==== Data for processing

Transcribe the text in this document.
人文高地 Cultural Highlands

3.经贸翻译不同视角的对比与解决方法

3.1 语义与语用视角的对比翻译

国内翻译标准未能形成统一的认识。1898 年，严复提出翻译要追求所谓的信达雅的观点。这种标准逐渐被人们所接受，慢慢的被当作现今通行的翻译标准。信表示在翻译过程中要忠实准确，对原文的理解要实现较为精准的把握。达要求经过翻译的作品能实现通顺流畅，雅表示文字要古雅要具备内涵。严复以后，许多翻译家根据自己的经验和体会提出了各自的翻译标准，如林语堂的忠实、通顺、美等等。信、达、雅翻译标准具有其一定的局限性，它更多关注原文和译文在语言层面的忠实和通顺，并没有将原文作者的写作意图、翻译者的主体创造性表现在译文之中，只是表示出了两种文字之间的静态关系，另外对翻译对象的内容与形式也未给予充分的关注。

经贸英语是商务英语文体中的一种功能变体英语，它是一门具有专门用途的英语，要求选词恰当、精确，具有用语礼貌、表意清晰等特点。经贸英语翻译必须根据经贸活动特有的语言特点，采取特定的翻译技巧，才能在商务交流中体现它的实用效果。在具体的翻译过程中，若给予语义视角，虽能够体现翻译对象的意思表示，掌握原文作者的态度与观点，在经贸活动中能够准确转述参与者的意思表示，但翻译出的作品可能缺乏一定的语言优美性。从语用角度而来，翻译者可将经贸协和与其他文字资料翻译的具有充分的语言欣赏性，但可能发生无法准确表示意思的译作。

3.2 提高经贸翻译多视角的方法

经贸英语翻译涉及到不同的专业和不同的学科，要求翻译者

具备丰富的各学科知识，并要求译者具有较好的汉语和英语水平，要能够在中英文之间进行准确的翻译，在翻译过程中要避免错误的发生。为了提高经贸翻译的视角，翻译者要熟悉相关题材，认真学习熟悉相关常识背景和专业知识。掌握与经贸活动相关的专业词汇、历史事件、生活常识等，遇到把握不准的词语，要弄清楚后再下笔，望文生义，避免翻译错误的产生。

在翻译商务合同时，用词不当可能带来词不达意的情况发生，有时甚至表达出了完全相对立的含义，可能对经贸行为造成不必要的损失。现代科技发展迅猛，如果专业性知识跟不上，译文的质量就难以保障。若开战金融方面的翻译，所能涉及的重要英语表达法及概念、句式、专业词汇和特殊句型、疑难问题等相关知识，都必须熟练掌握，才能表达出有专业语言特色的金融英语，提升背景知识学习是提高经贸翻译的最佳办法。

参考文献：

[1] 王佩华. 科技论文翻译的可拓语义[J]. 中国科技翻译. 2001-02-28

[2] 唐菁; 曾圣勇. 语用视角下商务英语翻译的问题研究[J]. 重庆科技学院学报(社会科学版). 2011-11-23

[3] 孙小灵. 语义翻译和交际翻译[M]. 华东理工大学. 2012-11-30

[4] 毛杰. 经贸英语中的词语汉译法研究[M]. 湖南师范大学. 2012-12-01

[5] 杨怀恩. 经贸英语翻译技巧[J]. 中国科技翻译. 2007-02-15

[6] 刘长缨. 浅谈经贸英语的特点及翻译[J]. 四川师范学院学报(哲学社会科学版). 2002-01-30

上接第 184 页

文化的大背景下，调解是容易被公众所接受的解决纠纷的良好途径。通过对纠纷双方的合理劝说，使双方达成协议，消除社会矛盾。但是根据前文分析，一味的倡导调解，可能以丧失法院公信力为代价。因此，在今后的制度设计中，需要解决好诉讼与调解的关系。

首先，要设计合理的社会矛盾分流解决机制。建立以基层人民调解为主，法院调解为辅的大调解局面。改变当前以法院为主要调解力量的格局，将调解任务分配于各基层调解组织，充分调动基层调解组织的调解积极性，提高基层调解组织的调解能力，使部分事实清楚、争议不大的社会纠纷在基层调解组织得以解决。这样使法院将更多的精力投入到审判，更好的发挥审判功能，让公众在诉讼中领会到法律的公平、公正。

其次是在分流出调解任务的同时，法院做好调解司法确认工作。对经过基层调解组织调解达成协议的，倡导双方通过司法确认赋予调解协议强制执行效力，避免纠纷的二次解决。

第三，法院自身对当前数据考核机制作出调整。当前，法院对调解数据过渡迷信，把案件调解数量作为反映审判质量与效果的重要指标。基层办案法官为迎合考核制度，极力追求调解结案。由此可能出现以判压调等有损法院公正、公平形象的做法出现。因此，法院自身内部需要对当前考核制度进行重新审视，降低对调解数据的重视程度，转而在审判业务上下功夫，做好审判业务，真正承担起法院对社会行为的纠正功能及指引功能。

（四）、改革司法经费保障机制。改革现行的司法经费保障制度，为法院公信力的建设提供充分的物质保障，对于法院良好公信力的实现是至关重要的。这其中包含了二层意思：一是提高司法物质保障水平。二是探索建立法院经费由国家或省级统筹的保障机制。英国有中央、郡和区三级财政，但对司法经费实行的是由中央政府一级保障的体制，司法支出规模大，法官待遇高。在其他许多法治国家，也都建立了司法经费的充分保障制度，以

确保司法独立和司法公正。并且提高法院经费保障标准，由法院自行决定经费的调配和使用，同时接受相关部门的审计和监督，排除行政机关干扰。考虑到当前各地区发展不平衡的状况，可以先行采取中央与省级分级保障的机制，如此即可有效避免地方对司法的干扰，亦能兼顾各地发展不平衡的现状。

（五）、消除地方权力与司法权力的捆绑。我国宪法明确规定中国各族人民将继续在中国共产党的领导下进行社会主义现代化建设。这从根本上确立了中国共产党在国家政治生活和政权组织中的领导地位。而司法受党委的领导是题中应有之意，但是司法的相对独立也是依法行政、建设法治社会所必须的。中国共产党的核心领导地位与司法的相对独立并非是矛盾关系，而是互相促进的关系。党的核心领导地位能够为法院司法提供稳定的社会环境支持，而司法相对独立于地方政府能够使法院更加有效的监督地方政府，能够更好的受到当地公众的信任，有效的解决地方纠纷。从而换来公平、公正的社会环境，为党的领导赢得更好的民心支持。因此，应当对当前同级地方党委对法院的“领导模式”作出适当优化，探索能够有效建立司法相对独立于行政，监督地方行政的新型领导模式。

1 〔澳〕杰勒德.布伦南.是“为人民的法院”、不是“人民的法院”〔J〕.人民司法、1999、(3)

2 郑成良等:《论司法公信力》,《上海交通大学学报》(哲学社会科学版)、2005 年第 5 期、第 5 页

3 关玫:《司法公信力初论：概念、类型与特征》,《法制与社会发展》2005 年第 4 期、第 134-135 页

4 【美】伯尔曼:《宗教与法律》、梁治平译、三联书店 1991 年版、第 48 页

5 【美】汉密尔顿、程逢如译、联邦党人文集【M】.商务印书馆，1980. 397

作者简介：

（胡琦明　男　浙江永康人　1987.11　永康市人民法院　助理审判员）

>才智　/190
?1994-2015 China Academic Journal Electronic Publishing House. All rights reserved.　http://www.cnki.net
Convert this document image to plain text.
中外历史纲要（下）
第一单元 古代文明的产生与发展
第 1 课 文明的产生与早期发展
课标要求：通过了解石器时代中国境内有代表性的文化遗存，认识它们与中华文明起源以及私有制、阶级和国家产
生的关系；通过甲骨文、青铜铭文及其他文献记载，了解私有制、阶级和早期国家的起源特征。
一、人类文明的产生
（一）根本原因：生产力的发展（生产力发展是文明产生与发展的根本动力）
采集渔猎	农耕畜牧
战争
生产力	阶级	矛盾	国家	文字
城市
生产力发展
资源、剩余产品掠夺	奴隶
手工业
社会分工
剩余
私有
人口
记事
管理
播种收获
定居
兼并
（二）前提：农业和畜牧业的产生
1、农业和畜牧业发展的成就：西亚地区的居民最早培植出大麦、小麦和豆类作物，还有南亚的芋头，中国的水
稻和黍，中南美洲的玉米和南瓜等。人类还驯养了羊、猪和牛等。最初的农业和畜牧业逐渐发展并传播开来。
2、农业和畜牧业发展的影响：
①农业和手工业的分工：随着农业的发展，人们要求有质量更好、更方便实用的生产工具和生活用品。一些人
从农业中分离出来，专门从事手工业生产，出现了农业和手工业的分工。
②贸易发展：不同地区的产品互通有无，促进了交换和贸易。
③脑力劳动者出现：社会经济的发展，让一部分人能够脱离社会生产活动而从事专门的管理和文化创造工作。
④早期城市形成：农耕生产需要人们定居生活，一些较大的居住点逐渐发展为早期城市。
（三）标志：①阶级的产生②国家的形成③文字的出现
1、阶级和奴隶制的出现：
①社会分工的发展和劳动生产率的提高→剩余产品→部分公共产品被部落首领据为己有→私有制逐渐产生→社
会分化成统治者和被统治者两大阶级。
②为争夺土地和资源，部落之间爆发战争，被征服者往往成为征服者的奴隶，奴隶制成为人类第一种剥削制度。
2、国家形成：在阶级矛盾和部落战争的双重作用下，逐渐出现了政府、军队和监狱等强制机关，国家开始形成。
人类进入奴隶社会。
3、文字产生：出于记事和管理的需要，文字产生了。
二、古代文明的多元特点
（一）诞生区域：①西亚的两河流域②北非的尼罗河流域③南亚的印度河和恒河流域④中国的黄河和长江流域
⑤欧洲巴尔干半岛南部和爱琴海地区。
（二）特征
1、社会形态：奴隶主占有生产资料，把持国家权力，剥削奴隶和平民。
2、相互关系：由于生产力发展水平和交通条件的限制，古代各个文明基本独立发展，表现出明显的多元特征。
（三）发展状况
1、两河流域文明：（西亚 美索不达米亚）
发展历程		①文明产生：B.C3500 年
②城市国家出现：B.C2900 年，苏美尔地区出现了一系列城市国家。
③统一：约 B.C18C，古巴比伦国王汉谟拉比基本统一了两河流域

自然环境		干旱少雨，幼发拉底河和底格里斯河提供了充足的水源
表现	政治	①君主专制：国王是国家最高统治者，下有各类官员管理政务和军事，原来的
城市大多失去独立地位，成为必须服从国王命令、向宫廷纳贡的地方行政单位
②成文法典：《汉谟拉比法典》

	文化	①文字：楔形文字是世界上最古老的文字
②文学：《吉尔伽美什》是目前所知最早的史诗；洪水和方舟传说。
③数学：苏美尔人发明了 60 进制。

========

▶ [Job]: What is the number of lines that hold the string "text"? Give it alone.

▶ [Response to this exercise]: 2